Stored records
....

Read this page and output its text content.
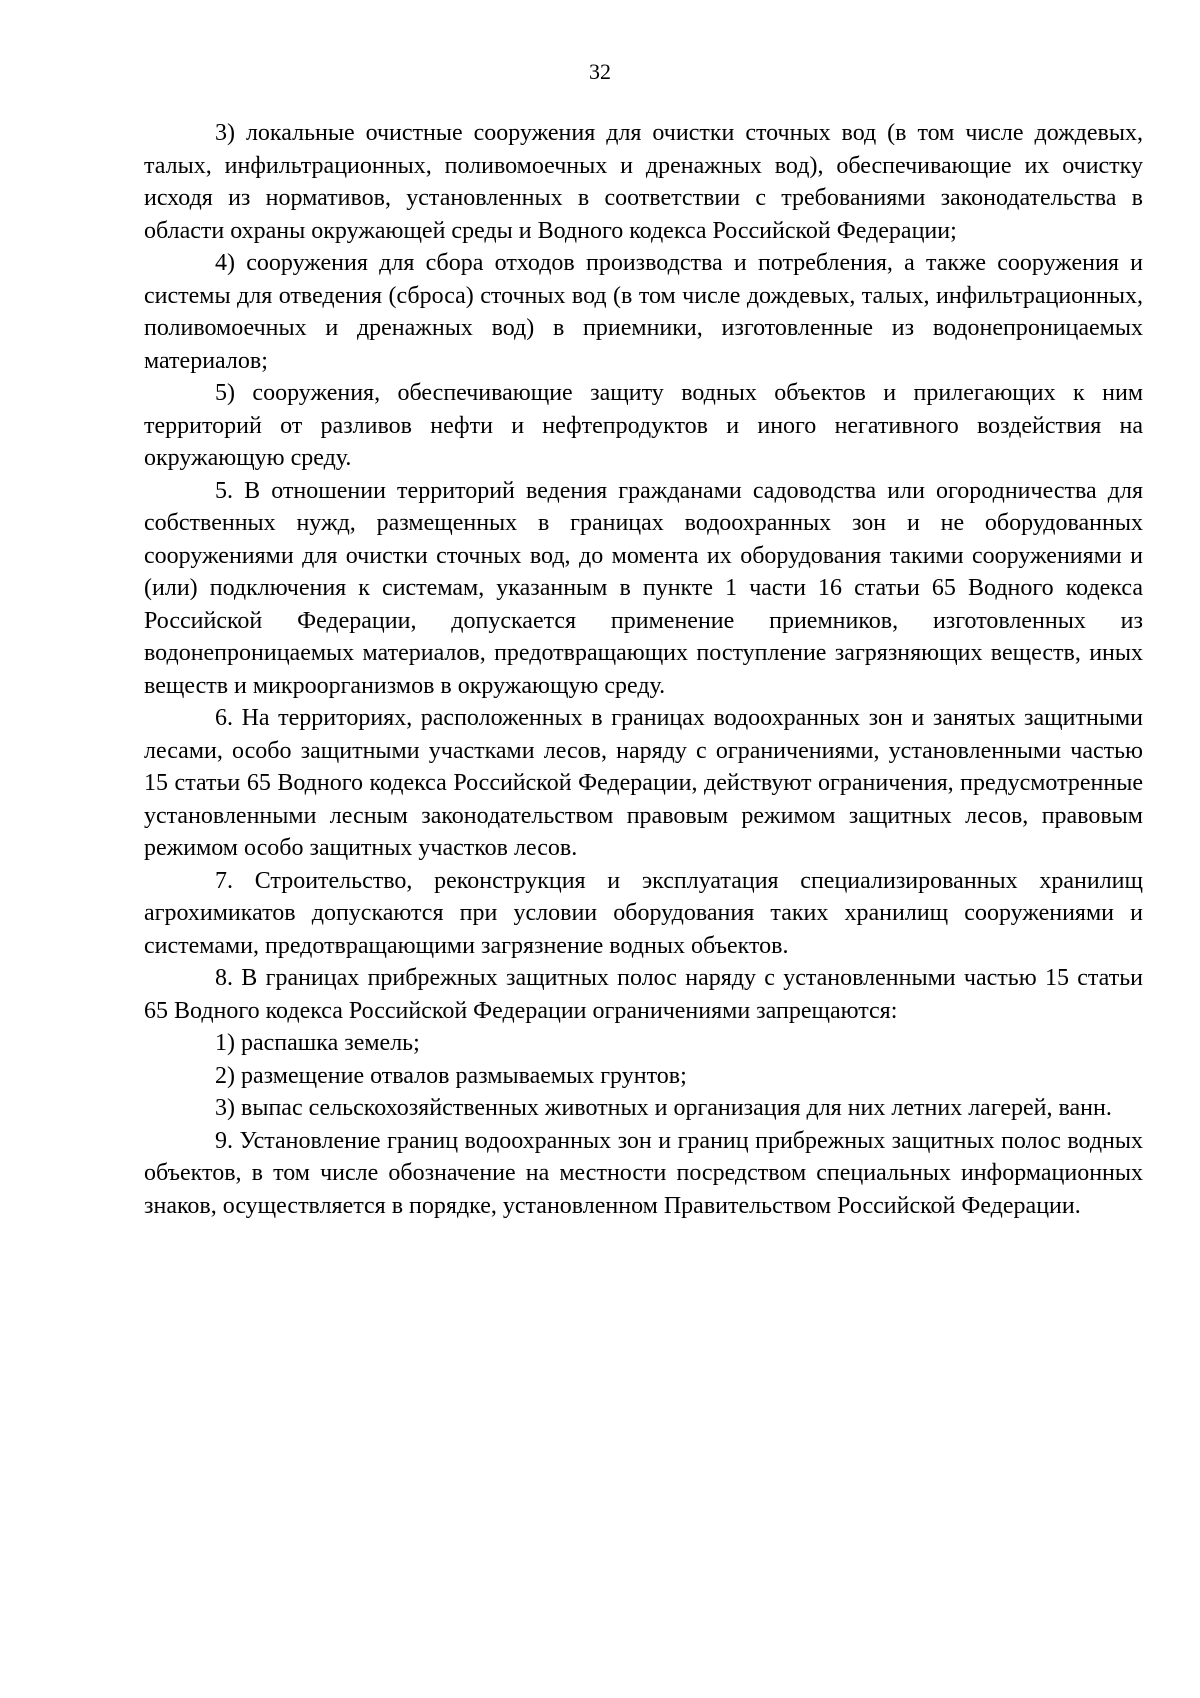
32

3) локальные очистные сооружения для очистки сточных вод (в том числе дождевых, талых, инфильтрационных, поливомоечных и дренажных вод), обеспечивающие их очистку исходя из нормативов, установленных в соответствии с требованиями законодательства в области охраны окружающей среды и Водного кодекса Российской Федерации;

4) сооружения для сбора отходов производства и потребления, а также сооружения и системы для отведения (сброса) сточных вод (в том числе дождевых, талых, инфильтрационных, поливомоечных и дренажных вод) в приемники, изготовленные из водонепроницаемых материалов;

5) сооружения, обеспечивающие защиту водных объектов и прилегающих к ним территорий от разливов нефти и нефтепродуктов и иного негативного воздействия на окружающую среду.

5. В отношении территорий ведения гражданами садоводства или огородничества для собственных нужд, размещенных в границах водоохранных зон и не оборудованных сооружениями для очистки сточных вод, до момента их оборудования такими сооружениями и (или) подключения к системам, указанным в пункте 1 части 16 статьи 65 Водного кодекса Российской Федерации, допускается применение приемников, изготовленных из водонепроницаемых материалов, предотвращающих поступление загрязняющих веществ, иных веществ и микроорганизмов в окружающую среду.

6. На территориях, расположенных в границах водоохранных зон и занятых защитными лесами, особо защитными участками лесов, наряду с ограничениями, установленными частью 15 статьи 65 Водного кодекса Российской Федерации, действуют ограничения, предусмотренные установленными лесным законодательством правовым режимом защитных лесов, правовым режимом особо защитных участков лесов.

7. Строительство, реконструкция и эксплуатация специализированных хранилищ агрохимикатов допускаются при условии оборудования таких хранилищ сооружениями и системами, предотвращающими загрязнение водных объектов.

8. В границах прибрежных защитных полос наряду с установленными частью 15 статьи 65 Водного кодекса Российской Федерации ограничениями запрещаются:

1) распашка земель;

2) размещение отвалов размываемых грунтов;

3) выпас сельскохозяйственных животных и организация для них летних лагерей, ванн.

9. Установление границ водоохранных зон и границ прибрежных защитных полос водных объектов, в том числе обозначение на местности посредством специальных информационных знаков, осуществляется в порядке, установленном Правительством Российской Федерации.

....

Aim:
Pull every line containing "установленными" out of the records.

Result of this exercise:
6. На территориях, расположенных в границах водоохранных зон и занятых защитными лесами, особо защитными участками лесов, наряду с ограничениями, установленными частью 15 статьи 65 Водного кодекса Российской Федерации, действуют ограничения, предусмотренные установленными лесным законодательством правовым режимом защитных лесов, правовым режимом особо защитных участков лесов.
8. В границах прибрежных защитных полос наряду с установленными частью 15 статьи 65 Водного кодекса Российской Федерации ограничениями запрещаются:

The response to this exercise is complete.